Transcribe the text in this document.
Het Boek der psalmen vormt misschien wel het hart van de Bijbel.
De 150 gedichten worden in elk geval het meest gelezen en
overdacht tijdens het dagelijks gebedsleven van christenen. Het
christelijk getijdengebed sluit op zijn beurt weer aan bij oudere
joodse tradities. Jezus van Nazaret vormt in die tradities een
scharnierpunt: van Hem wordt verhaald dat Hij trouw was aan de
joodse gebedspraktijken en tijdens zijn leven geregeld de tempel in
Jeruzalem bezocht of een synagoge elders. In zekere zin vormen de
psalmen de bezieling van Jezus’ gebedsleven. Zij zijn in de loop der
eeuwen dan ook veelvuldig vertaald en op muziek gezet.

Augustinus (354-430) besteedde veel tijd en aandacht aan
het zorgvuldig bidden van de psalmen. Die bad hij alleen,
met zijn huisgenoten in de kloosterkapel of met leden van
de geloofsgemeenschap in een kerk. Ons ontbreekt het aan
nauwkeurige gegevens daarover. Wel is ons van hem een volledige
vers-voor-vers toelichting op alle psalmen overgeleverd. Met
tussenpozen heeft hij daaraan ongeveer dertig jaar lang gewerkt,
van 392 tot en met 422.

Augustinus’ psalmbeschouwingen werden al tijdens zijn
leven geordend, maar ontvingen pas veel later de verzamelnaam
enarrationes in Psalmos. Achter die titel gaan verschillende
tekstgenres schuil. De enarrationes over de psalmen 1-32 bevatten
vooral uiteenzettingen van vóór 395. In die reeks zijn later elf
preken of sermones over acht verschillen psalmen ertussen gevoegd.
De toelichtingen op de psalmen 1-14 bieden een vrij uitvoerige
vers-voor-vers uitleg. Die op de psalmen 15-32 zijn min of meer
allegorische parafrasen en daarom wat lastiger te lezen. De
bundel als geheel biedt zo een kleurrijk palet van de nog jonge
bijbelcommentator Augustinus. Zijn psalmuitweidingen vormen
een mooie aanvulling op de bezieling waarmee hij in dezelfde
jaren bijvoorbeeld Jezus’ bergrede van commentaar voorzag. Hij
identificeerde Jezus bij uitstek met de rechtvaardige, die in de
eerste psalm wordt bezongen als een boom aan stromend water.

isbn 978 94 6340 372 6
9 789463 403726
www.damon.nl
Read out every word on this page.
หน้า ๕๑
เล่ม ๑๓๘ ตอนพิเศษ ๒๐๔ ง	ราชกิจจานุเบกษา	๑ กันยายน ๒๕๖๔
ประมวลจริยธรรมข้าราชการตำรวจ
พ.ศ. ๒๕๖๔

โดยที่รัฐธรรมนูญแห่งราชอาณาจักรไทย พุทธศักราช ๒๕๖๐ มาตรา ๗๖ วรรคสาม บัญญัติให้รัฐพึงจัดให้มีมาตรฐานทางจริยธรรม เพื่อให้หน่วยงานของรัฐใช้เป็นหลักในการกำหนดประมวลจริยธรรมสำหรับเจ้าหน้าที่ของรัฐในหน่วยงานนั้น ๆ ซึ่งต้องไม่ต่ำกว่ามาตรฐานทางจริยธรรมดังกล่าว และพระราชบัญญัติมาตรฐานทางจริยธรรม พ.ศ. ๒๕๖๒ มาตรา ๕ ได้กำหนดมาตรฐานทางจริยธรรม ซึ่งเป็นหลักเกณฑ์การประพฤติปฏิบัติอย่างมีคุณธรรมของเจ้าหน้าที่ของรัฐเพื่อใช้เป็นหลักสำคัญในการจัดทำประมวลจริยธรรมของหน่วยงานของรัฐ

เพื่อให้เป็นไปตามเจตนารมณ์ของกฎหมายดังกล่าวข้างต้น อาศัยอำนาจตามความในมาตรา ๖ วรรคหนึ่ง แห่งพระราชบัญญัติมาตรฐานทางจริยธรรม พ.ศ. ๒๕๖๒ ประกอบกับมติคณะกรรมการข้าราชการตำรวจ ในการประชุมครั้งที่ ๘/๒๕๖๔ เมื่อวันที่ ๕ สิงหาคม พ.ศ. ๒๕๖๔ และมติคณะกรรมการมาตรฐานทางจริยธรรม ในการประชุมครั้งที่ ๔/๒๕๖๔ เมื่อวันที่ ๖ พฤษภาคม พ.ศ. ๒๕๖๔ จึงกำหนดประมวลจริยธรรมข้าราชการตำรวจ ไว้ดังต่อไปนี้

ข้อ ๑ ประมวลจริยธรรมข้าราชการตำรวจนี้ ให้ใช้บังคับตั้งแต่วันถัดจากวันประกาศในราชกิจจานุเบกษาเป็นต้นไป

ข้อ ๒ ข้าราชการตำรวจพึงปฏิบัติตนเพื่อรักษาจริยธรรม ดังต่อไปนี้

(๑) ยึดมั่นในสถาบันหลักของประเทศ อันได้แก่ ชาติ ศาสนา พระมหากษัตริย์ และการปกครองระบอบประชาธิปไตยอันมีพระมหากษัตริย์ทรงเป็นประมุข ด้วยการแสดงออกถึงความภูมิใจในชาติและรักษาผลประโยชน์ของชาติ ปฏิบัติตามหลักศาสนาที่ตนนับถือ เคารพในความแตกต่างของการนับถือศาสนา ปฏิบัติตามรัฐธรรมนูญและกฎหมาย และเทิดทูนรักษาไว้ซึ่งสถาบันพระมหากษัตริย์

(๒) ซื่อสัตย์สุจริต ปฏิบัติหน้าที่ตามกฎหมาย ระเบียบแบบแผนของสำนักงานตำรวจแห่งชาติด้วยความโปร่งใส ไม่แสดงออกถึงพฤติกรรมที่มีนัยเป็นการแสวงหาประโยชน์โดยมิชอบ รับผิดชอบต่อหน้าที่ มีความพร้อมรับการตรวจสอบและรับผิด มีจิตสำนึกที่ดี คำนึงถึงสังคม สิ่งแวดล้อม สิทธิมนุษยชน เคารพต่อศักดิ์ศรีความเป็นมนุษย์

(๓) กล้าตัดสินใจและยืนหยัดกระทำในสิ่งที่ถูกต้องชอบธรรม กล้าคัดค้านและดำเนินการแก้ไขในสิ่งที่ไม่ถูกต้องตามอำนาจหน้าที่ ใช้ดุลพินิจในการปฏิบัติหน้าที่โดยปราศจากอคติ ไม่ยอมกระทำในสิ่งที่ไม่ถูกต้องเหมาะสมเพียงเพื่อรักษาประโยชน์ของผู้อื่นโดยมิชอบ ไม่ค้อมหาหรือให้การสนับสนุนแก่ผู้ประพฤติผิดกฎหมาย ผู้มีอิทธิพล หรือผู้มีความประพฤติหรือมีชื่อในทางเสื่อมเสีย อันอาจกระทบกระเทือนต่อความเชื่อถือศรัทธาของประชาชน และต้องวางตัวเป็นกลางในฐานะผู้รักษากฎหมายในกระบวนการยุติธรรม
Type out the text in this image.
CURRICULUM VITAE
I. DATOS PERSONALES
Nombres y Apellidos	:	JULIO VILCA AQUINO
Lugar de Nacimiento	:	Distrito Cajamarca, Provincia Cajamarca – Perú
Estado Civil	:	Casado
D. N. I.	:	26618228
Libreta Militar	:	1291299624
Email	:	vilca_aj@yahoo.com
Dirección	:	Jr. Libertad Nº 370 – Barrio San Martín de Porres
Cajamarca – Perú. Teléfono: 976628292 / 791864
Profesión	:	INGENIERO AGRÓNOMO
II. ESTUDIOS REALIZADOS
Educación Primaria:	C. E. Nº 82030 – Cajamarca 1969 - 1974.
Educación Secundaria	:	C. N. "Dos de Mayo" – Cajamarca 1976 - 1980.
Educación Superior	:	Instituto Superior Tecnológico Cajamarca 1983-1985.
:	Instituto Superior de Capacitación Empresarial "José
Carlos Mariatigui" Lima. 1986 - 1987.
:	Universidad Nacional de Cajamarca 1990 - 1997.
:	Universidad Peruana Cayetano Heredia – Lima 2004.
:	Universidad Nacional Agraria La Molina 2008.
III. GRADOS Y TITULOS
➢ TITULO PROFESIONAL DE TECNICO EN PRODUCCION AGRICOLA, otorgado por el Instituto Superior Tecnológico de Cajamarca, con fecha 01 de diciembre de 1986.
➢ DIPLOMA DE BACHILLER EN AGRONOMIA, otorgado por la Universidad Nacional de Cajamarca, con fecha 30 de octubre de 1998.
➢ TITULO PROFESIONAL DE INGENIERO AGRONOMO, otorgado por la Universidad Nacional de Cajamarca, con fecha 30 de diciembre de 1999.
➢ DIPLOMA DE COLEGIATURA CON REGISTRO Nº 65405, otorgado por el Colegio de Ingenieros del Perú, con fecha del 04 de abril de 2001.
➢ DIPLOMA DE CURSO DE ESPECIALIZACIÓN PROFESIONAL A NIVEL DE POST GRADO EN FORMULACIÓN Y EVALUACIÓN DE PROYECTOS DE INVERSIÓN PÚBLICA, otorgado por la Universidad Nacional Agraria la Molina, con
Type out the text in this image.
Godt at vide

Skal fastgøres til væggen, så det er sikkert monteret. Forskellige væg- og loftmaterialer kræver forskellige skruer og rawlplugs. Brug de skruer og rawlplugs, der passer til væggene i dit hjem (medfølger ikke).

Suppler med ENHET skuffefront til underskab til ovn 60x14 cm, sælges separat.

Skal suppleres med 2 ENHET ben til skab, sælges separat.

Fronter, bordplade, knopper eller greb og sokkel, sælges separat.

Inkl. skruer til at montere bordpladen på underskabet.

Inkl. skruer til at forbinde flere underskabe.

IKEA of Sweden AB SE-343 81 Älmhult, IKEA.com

★ ★ ★ ★ ★

- [Exercise details]:
Find each line holding "Molina". Copy it out.

- [Complete response]:
:	Universidad Nacional Agraria La Molina 2008.
➢ DIPLOMA DE CURSO DE ESPECIALIZACIÓN PROFESIONAL A NIVEL DE POST GRADO EN FORMULACIÓN Y EVALUACIÓN DE PROYECTOS DE INVERSIÓN PÚBLICA, otorgado por la Universidad Nacional Agraria la Molina, con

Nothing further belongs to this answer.